## START Task inputs
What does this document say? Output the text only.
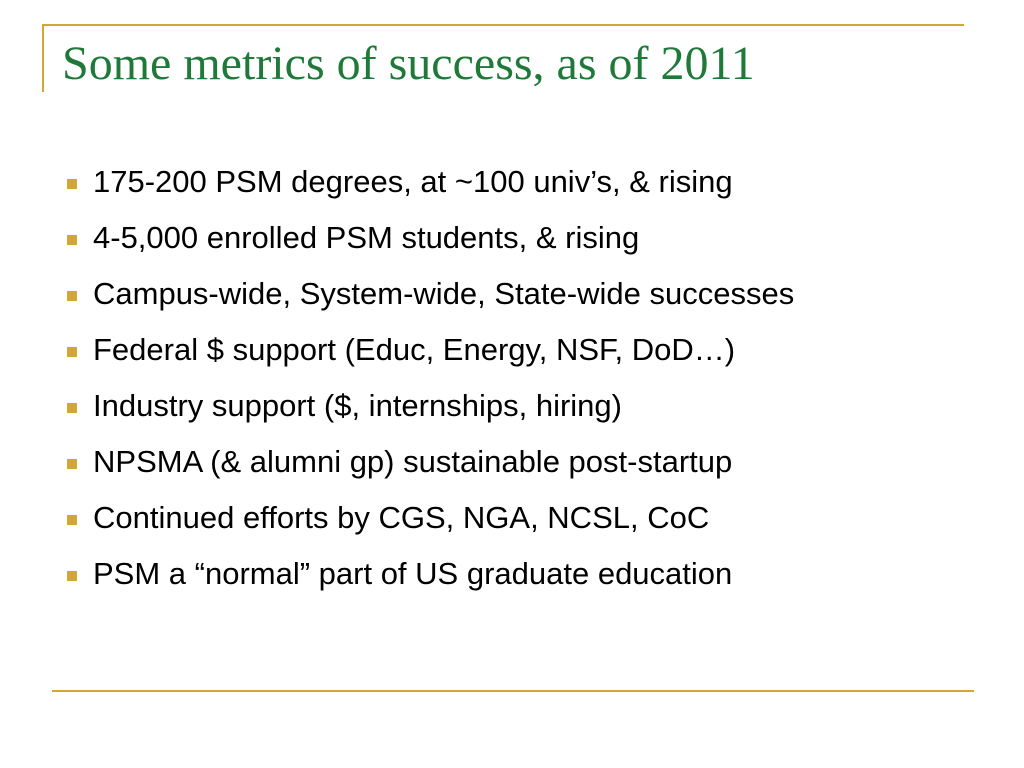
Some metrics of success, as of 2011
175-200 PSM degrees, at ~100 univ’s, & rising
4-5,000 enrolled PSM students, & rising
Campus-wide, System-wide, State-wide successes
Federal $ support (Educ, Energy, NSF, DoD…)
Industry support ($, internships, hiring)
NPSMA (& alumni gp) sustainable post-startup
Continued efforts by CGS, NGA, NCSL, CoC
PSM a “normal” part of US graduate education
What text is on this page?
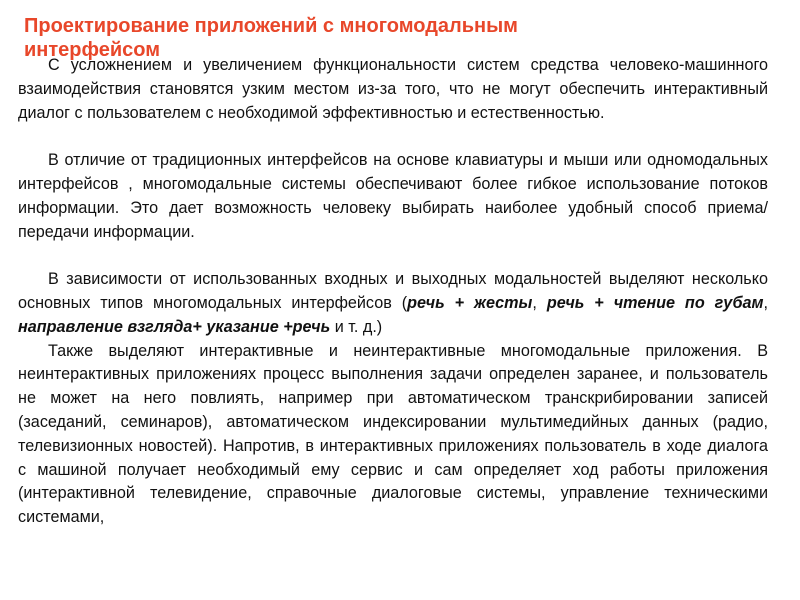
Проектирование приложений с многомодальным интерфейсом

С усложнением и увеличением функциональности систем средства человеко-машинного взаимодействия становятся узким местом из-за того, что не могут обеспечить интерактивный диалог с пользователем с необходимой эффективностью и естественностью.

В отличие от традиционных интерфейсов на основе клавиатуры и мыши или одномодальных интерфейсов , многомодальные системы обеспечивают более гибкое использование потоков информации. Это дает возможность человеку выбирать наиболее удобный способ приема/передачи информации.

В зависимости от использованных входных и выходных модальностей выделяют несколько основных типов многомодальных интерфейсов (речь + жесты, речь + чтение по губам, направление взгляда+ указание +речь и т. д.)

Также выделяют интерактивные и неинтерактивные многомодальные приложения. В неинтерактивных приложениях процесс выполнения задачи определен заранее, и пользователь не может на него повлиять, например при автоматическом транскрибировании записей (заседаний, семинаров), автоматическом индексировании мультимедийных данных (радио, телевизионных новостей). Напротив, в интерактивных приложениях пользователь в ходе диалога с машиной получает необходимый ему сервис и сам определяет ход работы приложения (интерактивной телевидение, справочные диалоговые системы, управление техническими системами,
## END Task inputs
• _What is expected_
Search the data for the string "this" and copy each line where it appears.

• _Written response_
What does this document say? Output the text only.
What text is on this page?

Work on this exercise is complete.